Stored data:
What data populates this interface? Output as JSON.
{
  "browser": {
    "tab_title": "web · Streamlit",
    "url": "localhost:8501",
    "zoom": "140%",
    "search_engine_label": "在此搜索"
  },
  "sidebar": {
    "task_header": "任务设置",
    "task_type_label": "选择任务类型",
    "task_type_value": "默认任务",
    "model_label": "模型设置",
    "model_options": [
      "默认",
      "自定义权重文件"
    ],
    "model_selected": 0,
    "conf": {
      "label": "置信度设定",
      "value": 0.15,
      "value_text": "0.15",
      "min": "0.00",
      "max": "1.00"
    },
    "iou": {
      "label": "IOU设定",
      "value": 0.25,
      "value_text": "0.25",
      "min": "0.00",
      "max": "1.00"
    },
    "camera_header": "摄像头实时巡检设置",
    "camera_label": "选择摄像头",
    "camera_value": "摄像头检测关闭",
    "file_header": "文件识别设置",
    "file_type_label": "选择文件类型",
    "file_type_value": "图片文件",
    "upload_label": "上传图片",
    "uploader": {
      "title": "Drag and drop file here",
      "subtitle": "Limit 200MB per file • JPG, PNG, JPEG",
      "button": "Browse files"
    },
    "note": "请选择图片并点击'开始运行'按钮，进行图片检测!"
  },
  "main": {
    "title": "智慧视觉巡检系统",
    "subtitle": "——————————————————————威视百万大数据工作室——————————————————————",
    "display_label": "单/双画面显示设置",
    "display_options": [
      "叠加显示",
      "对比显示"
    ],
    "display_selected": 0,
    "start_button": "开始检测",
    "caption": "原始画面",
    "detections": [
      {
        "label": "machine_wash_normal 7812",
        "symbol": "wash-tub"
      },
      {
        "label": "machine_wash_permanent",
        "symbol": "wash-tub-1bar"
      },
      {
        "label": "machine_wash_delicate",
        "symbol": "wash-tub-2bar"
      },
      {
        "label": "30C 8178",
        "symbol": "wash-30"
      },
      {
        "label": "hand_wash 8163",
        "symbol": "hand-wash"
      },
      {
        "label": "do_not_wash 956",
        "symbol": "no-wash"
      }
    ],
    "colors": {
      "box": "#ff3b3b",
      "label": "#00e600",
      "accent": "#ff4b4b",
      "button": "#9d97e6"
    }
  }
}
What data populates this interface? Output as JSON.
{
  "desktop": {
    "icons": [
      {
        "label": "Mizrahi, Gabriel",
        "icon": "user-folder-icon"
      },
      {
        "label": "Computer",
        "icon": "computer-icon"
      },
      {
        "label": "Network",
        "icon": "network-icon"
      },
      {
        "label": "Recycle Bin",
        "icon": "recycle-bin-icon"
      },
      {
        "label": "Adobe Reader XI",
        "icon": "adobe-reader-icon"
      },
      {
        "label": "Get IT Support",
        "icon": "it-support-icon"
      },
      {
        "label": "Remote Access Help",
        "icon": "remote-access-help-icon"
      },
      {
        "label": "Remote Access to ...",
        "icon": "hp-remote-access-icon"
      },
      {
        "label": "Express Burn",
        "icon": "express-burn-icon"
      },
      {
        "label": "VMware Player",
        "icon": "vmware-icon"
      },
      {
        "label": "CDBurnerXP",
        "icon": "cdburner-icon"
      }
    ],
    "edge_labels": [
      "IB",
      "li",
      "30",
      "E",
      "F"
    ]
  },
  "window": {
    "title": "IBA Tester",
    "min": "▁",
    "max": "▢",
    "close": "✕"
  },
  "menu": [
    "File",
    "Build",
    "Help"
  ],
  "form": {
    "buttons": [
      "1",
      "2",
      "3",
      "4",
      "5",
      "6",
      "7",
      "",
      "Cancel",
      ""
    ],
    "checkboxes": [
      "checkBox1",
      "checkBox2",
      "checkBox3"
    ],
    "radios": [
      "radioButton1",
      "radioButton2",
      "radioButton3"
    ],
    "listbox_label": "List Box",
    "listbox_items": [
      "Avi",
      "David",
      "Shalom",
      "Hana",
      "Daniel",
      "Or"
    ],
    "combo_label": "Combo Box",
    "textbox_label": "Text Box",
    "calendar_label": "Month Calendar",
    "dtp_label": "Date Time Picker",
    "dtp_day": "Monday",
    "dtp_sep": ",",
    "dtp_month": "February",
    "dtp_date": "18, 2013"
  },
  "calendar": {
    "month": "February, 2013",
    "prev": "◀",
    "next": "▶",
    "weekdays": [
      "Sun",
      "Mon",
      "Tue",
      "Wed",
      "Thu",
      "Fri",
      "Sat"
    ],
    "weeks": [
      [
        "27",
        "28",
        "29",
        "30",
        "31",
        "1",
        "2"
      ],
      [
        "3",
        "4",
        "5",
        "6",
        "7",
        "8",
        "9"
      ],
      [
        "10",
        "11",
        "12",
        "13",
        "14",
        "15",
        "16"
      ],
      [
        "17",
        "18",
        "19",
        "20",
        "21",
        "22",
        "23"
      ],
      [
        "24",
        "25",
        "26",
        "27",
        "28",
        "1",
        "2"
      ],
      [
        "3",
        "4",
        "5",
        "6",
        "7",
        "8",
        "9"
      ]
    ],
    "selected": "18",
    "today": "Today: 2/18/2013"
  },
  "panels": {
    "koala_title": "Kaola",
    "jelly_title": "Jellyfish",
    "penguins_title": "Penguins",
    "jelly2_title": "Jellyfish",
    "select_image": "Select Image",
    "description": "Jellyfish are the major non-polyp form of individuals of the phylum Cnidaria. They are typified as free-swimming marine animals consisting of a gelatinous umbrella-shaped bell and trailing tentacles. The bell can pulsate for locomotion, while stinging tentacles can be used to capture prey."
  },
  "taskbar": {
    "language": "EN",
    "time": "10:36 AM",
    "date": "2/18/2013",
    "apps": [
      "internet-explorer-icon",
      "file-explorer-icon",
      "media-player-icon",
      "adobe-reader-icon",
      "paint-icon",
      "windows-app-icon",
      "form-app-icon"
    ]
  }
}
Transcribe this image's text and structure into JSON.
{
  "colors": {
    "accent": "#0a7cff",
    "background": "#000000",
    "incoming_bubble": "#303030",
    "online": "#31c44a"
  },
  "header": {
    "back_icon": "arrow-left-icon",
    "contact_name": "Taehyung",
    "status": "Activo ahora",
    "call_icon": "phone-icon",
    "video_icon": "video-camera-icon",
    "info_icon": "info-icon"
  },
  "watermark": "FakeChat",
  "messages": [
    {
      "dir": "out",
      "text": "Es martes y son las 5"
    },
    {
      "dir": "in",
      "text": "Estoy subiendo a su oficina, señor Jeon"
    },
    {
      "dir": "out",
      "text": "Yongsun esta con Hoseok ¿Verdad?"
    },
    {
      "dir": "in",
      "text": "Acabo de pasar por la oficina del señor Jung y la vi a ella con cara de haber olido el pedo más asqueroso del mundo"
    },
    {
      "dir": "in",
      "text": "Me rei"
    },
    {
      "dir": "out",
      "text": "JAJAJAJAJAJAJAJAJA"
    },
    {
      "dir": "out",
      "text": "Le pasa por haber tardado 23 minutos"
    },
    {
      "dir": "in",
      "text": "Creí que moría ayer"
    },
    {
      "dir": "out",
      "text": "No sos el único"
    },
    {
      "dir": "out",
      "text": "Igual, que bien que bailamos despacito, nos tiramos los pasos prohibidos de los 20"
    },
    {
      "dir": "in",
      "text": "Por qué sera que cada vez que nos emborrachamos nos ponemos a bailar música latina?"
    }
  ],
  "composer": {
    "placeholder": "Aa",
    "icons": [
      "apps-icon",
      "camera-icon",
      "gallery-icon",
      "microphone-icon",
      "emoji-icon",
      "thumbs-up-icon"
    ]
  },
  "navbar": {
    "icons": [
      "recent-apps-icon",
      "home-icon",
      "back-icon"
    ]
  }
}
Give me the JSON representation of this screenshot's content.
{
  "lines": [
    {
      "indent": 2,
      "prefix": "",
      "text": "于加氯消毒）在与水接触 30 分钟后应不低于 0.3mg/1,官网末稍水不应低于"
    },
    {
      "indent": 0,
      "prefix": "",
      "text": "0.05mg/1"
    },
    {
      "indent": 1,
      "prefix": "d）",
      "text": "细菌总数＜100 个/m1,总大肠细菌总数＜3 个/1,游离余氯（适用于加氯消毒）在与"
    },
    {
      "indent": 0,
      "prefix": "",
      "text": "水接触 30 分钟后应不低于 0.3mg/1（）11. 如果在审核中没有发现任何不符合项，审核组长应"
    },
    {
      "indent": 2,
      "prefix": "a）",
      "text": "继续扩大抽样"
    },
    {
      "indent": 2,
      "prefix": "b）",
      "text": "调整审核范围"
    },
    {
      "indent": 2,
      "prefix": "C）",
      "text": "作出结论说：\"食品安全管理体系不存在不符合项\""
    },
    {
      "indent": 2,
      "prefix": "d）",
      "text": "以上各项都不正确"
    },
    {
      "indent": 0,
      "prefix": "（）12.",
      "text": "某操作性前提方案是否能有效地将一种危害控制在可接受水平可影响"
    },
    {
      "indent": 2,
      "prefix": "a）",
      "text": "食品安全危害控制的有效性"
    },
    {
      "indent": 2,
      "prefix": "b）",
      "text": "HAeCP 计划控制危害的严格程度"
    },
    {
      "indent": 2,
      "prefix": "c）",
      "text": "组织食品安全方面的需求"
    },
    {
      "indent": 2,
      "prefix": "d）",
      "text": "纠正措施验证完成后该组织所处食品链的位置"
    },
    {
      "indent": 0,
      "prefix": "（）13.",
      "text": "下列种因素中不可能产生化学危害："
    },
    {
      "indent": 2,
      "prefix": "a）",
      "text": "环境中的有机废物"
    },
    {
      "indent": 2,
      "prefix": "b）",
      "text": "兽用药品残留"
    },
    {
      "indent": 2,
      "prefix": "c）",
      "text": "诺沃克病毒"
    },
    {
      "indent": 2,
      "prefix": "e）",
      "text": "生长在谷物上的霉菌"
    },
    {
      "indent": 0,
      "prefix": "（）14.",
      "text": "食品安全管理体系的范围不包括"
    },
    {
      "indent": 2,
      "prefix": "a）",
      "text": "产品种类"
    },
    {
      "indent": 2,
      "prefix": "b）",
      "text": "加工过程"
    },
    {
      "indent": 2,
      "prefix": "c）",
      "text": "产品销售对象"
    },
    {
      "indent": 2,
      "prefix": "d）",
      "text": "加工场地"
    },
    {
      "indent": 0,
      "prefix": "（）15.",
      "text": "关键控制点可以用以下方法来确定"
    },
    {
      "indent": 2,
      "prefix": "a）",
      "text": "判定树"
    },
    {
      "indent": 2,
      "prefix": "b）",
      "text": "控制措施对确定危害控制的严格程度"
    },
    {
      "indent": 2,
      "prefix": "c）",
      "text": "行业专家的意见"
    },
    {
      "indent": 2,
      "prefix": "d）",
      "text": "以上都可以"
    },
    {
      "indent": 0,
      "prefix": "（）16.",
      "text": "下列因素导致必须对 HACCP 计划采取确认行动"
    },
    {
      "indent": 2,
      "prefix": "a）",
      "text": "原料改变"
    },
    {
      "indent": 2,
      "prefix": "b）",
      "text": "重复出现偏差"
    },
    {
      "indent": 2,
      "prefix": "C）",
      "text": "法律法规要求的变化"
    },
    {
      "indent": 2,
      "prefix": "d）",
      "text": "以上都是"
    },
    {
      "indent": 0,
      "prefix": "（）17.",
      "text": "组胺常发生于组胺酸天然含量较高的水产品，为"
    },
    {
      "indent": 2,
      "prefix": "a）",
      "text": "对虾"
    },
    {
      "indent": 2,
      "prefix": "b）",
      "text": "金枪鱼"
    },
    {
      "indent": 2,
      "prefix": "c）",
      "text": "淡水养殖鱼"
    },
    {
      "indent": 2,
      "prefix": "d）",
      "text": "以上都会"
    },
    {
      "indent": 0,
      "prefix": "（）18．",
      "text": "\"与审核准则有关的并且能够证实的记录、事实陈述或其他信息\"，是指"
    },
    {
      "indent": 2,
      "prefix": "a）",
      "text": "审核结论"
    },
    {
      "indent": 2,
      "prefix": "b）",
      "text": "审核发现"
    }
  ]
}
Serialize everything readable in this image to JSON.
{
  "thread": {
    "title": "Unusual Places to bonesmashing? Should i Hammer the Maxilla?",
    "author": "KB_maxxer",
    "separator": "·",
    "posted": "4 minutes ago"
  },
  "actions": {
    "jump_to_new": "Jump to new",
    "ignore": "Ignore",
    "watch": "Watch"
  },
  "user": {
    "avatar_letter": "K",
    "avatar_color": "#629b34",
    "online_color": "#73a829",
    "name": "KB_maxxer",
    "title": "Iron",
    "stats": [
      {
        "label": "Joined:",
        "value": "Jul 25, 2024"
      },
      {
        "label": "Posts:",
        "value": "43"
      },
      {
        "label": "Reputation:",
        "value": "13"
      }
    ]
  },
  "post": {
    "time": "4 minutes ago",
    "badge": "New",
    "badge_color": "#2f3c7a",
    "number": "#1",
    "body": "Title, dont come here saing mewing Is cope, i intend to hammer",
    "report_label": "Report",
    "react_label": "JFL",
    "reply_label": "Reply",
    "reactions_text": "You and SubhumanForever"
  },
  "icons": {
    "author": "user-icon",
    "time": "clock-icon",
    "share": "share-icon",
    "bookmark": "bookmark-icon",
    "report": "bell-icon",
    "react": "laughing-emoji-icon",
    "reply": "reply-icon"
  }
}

● The problem: State only how many lines in the material include "explorer".

● Result: 2